[Collection entries]
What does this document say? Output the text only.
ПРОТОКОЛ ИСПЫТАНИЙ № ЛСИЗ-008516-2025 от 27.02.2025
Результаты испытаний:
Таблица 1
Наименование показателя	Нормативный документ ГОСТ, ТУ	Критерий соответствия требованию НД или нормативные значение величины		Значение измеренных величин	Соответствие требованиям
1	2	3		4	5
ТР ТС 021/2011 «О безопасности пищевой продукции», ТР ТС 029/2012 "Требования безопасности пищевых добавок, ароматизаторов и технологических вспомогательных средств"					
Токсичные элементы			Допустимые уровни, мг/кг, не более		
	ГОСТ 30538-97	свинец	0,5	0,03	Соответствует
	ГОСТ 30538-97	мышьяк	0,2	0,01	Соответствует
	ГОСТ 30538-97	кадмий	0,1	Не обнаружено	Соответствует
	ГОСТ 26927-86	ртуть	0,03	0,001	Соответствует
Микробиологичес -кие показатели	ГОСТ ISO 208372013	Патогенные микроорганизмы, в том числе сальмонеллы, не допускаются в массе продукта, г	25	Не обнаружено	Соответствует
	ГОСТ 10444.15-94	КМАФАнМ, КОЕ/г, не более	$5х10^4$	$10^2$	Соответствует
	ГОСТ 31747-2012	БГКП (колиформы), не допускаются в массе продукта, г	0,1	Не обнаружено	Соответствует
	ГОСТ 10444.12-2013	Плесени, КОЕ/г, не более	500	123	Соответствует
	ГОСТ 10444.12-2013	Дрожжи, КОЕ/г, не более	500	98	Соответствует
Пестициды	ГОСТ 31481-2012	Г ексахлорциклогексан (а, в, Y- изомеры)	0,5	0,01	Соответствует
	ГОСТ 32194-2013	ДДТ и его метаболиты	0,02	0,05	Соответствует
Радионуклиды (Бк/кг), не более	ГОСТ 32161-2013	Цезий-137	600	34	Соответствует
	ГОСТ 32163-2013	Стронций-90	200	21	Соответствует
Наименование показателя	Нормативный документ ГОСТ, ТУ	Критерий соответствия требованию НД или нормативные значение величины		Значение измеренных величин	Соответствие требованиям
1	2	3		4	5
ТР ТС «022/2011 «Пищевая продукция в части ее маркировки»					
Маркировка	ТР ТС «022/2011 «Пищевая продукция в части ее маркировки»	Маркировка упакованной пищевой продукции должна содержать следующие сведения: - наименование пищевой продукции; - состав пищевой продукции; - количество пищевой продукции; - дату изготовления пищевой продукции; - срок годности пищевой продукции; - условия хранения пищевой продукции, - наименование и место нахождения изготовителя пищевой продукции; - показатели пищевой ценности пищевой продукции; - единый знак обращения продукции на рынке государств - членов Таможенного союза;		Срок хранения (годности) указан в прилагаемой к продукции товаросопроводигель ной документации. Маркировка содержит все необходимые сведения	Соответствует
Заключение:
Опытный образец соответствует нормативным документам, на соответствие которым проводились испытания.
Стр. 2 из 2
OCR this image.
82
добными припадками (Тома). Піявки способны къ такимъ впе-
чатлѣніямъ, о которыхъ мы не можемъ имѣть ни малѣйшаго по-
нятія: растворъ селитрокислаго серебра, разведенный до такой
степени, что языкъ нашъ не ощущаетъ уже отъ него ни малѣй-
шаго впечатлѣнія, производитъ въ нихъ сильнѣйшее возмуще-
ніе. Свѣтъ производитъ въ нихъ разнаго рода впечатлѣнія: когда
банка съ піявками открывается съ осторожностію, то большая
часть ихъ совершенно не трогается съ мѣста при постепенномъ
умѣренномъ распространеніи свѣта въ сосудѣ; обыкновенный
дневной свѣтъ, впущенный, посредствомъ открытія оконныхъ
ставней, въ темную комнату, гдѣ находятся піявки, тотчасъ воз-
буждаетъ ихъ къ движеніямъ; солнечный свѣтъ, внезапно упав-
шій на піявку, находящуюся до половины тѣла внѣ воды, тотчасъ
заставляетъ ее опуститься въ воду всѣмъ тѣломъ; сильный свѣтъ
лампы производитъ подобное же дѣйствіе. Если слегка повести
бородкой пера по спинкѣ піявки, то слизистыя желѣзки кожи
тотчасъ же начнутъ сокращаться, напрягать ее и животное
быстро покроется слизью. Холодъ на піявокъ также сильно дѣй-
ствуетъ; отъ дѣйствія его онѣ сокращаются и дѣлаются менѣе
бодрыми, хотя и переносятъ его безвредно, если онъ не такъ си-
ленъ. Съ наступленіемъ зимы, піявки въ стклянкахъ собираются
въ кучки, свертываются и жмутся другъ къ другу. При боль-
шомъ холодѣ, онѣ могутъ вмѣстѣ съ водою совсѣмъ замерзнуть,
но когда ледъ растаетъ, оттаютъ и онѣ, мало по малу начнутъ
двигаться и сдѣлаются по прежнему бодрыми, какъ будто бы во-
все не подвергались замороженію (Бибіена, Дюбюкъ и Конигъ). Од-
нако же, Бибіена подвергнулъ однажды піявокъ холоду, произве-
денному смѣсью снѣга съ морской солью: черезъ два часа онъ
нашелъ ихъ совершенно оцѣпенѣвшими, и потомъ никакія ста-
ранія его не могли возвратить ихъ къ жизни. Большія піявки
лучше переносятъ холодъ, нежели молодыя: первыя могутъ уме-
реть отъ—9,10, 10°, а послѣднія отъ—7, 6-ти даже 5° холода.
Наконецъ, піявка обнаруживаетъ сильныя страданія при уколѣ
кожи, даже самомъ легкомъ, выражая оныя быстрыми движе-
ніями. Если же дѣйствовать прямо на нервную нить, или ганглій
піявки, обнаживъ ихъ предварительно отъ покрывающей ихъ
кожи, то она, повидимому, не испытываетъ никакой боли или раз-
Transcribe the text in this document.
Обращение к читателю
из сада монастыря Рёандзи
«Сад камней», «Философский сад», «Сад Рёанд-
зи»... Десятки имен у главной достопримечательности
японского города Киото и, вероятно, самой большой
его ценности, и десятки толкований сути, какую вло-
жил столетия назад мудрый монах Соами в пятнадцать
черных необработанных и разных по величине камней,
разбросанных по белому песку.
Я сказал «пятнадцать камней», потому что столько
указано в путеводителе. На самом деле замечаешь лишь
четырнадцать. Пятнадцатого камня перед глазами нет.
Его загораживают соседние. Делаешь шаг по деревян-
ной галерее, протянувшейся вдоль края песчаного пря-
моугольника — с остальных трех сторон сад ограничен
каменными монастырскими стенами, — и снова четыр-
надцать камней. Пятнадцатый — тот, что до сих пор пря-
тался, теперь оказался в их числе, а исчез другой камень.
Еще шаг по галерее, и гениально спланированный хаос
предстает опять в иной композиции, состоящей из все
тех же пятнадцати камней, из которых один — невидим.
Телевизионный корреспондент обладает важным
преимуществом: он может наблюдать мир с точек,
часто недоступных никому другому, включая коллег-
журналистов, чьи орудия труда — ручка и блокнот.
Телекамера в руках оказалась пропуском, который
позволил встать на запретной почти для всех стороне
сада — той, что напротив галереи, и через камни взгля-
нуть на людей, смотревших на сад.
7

Problem to work on - Using the data above, repeat every line exactly.

Response -
What does this document say? Output the text only.
ПРОТОКОЛ ИСПЫТАНИЙ № ЛСИЗ-008516-2025 от 27.02.2025
Результаты испытаний:
Таблица 1
Наименование показателя	Нормативный документ ГОСТ, ТУ	Критерий соответствия требованию НД или нормативные значение величины		Значение измеренных величин	Соответствие требованиям
1	2	3		4	5
ТР ТС 021/2011 «О безопасности пищевой продукции», ТР ТС 029/2012 "Требования безопасности пищевых добавок, ароматизаторов и технологических вспомогательных средств"					
Токсичные элементы			Допустимые уровни, мг/кг, не более		
	ГОСТ 30538-97	свинец	0,5	0,03	Соответствует
	ГОСТ 30538-97	мышьяк	0,2	0,01	Соответствует
	ГОСТ 30538-97	кадмий	0,1	Не обнаружено	Соответствует
	ГОСТ 26927-86	ртуть	0,03	0,001	Соответствует
Микробиологичес -кие показатели	ГОСТ ISO 208372013	Патогенные микроорганизмы, в том числе сальмонеллы, не допускаются в массе продукта, г	25	Не обнаружено	Соответствует
	ГОСТ 10444.15-94	КМАФАнМ, КОЕ/г, не более	$5х10^4$	$10^2$	Соответствует
	ГОСТ 31747-2012	БГКП (колиформы), не допускаются в массе продукта, г	0,1	Не обнаружено	Соответствует
	ГОСТ 10444.12-2013	Плесени, КОЕ/г, не более	500	123	Соответствует
	ГОСТ 10444.12-2013	Дрожжи, КОЕ/г, не более	500	98	Соответствует
Пестициды	ГОСТ 31481-2012	Г ексахлорциклогексан (а, в, Y- изомеры)	0,5	0,01	Соответствует
	ГОСТ 32194-2013	ДДТ и его метаболиты	0,02	0,05	Соответствует
Радионуклиды (Бк/кг), не более	ГОСТ 32161-2013	Цезий-137	600	34	Соответствует
	ГОСТ 32163-2013	Стронций-90	200	21	Соответствует
Наименование показателя	Нормативный документ ГОСТ, ТУ	Критерий соответствия требованию НД или нормативные значение величины		Значение измеренных величин	Соответствие требованиям
1	2	3		4	5
ТР ТС «022/2011 «Пищевая продукция в части ее маркировки»					
Маркировка	ТР ТС «022/2011 «Пищевая продукция в части ее маркировки»	Маркировка упакованной пищевой продукции должна содержать следующие сведения: - наименование пищевой продукции; - состав пищевой продукции; - количество пищевой продукции; - дату изготовления пищевой продукции; - срок годности пищевой продукции; - условия хранения пищевой продукции, - наименование и место нахождения изготовителя пищевой продукции; - показатели пищевой ценности пищевой продукции; - единый знак обращения продукции на рынке государств - членов Таможенного союза;		Срок хранения (годности) указан в прилагаемой к продукции товаросопроводигель ной документации. Маркировка содержит все необходимые сведения	Соответствует
Заключение:
Опытный образец соответствует нормативным документам, на соответствие которым проводились испытания.
Стр. 2 из 2
OCR this image.
82
добными припадками (Тома). Піявки способны къ такимъ впе-
чатлѣніямъ, о которыхъ мы не можемъ имѣть ни малѣйшаго по-
нятія: растворъ селитрокислаго серебра, разведенный до такой
степени, что языкъ нашъ не ощущаетъ уже отъ него ни малѣй-
шаго впечатлѣнія, производитъ въ нихъ сильнѣйшее возмуще-
ніе. Свѣтъ производитъ въ нихъ разнаго рода впечатлѣнія: когда
банка съ піявками открывается съ осторожностію, то большая
часть ихъ совершенно не трогается съ мѣста при постепенномъ
умѣренномъ распространеніи свѣта въ сосудѣ; обыкновенный
дневной свѣтъ, впущенный, посредствомъ открытія оконныхъ
ставней, въ темную комнату, гдѣ находятся піявки, тотчасъ воз-
буждаетъ ихъ къ движеніямъ; солнечный свѣтъ, внезапно упав-
шій на піявку, находящуюся до половины тѣла внѣ воды, тотчасъ
заставляетъ ее опуститься въ воду всѣмъ тѣломъ; сильный свѣтъ
лампы производитъ подобное же дѣйствіе. Если слегка повести
бородкой пера по спинкѣ піявки, то слизистыя желѣзки кожи
тотчасъ же начнутъ сокращаться, напрягать ее и животное
быстро покроется слизью. Холодъ на піявокъ также сильно дѣй-
ствуетъ; отъ дѣйствія его онѣ сокращаются и дѣлаются менѣе
бодрыми, хотя и переносятъ его безвредно, если онъ не такъ си-
ленъ. Съ наступленіемъ зимы, піявки въ стклянкахъ собираются
въ кучки, свертываются и жмутся другъ къ другу. При боль-
шомъ холодѣ, онѣ могутъ вмѣстѣ съ водою совсѣмъ замерзнуть,
но когда ледъ растаетъ, оттаютъ и онѣ, мало по малу начнутъ
двигаться и сдѣлаются по прежнему бодрыми, какъ будто бы во-
все не подвергались замороженію (Бибіена, Дюбюкъ и Конигъ). Од-
нако же, Бибіена подвергнулъ однажды піявокъ холоду, произве-
денному смѣсью снѣга съ морской солью: черезъ два часа онъ
нашелъ ихъ совершенно оцѣпенѣвшими, и потомъ никакія ста-
ранія его не могли возвратить ихъ къ жизни. Большія піявки
лучше переносятъ холодъ, нежели молодыя: первыя могутъ уме-
реть отъ—9,10, 10°, а послѣднія отъ—7, 6-ти даже 5° холода.
Наконецъ, піявка обнаруживаетъ сильныя страданія при уколѣ
кожи, даже самомъ легкомъ, выражая оныя быстрыми движе-
ніями. Если же дѣйствовать прямо на нервную нить, или ганглій
піявки, обнаживъ ихъ предварительно отъ покрывающей ихъ
кожи, то она, повидимому, не испытываетъ никакой боли или раз-
Transcribe the text in this document.
Обращение к читателю
из сада монастыря Рёандзи
«Сад камней», «Философский сад», «Сад Рёанд-
зи»... Десятки имен у главной достопримечательности
японского города Киото и, вероятно, самой большой
его ценности, и десятки толкований сути, какую вло-
жил столетия назад мудрый монах Соами в пятнадцать
черных необработанных и разных по величине камней,
разбросанных по белому песку.
Я сказал «пятнадцать камней», потому что столько
указано в путеводителе. На самом деле замечаешь лишь
четырнадцать. Пятнадцатого камня перед глазами нет.
Его загораживают соседние. Делаешь шаг по деревян-
ной галерее, протянувшейся вдоль края песчаного пря-
моугольника — с остальных трех сторон сад ограничен
каменными монастырскими стенами, — и снова четыр-
надцать камней. Пятнадцатый — тот, что до сих пор пря-
тался, теперь оказался в их числе, а исчез другой камень.
Еще шаг по галерее, и гениально спланированный хаос
предстает опять в иной композиции, состоящей из все
тех же пятнадцати камней, из которых один — невидим.
Телевизионный корреспондент обладает важным
преимуществом: он может наблюдать мир с точек,
часто недоступных никому другому, включая коллег-
журналистов, чьи орудия труда — ручка и блокнот.
Телекамера в руках оказалась пропуском, который
позволил встать на запретной почти для всех стороне
сада — той, что напротив галереи, и через камни взгля-
нуть на людей, смотревших на сад.
7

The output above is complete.